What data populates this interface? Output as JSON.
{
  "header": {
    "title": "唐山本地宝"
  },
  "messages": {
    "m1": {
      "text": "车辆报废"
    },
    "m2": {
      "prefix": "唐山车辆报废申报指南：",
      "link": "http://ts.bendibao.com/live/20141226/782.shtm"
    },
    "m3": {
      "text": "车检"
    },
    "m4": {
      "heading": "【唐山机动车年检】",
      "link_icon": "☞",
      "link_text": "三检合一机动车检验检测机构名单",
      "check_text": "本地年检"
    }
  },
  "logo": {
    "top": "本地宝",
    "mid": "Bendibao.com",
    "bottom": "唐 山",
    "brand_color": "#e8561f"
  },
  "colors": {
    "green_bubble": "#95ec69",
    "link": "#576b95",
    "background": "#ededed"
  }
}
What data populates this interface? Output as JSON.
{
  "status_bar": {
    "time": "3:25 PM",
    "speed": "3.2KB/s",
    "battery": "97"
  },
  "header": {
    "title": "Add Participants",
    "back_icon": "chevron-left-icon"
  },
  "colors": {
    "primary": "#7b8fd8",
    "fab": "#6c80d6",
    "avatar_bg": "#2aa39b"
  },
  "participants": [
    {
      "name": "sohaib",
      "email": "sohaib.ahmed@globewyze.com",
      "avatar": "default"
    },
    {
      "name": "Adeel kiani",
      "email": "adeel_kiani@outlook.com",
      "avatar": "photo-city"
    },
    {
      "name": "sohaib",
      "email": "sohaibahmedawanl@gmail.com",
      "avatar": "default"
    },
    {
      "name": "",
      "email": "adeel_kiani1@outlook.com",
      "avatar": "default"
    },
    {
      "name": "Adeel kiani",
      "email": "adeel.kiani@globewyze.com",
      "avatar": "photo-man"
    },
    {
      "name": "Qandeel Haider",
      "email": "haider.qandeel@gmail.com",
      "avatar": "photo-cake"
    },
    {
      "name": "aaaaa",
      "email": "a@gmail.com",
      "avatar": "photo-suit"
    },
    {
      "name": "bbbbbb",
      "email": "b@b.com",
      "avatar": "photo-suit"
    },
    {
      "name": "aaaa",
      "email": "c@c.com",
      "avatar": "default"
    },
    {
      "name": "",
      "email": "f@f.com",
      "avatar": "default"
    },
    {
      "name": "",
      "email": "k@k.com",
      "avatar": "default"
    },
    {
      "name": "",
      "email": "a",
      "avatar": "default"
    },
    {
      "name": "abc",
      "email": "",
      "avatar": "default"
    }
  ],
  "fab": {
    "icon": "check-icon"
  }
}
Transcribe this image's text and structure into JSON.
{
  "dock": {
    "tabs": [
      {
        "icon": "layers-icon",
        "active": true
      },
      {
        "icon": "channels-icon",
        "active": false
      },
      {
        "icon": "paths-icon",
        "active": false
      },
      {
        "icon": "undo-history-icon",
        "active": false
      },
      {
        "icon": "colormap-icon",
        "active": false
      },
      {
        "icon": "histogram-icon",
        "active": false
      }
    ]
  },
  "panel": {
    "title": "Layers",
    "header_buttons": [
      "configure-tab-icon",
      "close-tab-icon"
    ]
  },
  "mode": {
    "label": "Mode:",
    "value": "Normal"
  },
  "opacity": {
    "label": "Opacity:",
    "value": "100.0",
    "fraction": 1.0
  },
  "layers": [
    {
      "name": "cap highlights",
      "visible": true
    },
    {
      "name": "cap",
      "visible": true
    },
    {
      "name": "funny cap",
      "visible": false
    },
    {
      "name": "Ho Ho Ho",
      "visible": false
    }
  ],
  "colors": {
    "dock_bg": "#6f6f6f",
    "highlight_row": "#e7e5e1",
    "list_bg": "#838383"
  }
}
=====
* [EXERCISE TASK]
What is needed here is an exact reproduction of all the entries.

* [PROBLEM SOLUTION]
What data populates this interface? Output as JSON.
{
  "header": {
    "title": "唐山本地宝"
  },
  "messages": {
    "m1": {
      "text": "车辆报废"
    },
    "m2": {
      "prefix": "唐山车辆报废申报指南：",
      "link": "http://ts.bendibao.com/live/20141226/782.shtm"
    },
    "m3": {
      "text": "车检"
    },
    "m4": {
      "heading": "【唐山机动车年检】",
      "link_icon": "☞",
      "link_text": "三检合一机动车检验检测机构名单",
      "check_text": "本地年检"
    }
  },
  "logo": {
    "top": "本地宝",
    "mid": "Bendibao.com",
    "bottom": "唐 山",
    "brand_color": "#e8561f"
  },
  "colors": {
    "green_bubble": "#95ec69",
    "link": "#576b95",
    "background": "#ededed"
  }
}
What data populates this interface? Output as JSON.
{
  "status_bar": {
    "time": "3:25 PM",
    "speed": "3.2KB/s",
    "battery": "97"
  },
  "header": {
    "title": "Add Participants",
    "back_icon": "chevron-left-icon"
  },
  "colors": {
    "primary": "#7b8fd8",
    "fab": "#6c80d6",
    "avatar_bg": "#2aa39b"
  },
  "participants": [
    {
      "name": "sohaib",
      "email": "sohaib.ahmed@globewyze.com",
      "avatar": "default"
    },
    {
      "name": "Adeel kiani",
      "email": "adeel_kiani@outlook.com",
      "avatar": "photo-city"
    },
    {
      "name": "sohaib",
      "email": "sohaibahmedawanl@gmail.com",
      "avatar": "default"
    },
    {
      "name": "",
      "email": "adeel_kiani1@outlook.com",
      "avatar": "default"
    },
    {
      "name": "Adeel kiani",
      "email": "adeel.kiani@globewyze.com",
      "avatar": "photo-man"
    },
    {
      "name": "Qandeel Haider",
      "email": "haider.qandeel@gmail.com",
      "avatar": "photo-cake"
    },
    {
      "name": "aaaaa",
      "email": "a@gmail.com",
      "avatar": "photo-suit"
    },
    {
      "name": "bbbbbb",
      "email": "b@b.com",
      "avatar": "photo-suit"
    },
    {
      "name": "aaaa",
      "email": "c@c.com",
      "avatar": "default"
    },
    {
      "name": "",
      "email": "f@f.com",
      "avatar": "default"
    },
    {
      "name": "",
      "email": "k@k.com",
      "avatar": "default"
    },
    {
      "name": "",
      "email": "a",
      "avatar": "default"
    },
    {
      "name": "abc",
      "email": "",
      "avatar": "default"
    }
  ],
  "fab": {
    "icon": "check-icon"
  }
}
Transcribe this image's text and structure into JSON.
{
  "dock": {
    "tabs": [
      {
        "icon": "layers-icon",
        "active": true
      },
      {
        "icon": "channels-icon",
        "active": false
      },
      {
        "icon": "paths-icon",
        "active": false
      },
      {
        "icon": "undo-history-icon",
        "active": false
      },
      {
        "icon": "colormap-icon",
        "active": false
      },
      {
        "icon": "histogram-icon",
        "active": false
      }
    ]
  },
  "panel": {
    "title": "Layers",
    "header_buttons": [
      "configure-tab-icon",
      "close-tab-icon"
    ]
  },
  "mode": {
    "label": "Mode:",
    "value": "Normal"
  },
  "opacity": {
    "label": "Opacity:",
    "value": "100.0",
    "fraction": 1.0
  },
  "layers": [
    {
      "name": "cap highlights",
      "visible": true
    },
    {
      "name": "cap",
      "visible": true
    },
    {
      "name": "funny cap",
      "visible": false
    },
    {
      "name": "Ho Ho Ho",
      "visible": false
    }
  ],
  "colors": {
    "dock_bg": "#6f6f6f",
    "highlight_row": "#e7e5e1",
    "list_bg": "#838383"
  }
}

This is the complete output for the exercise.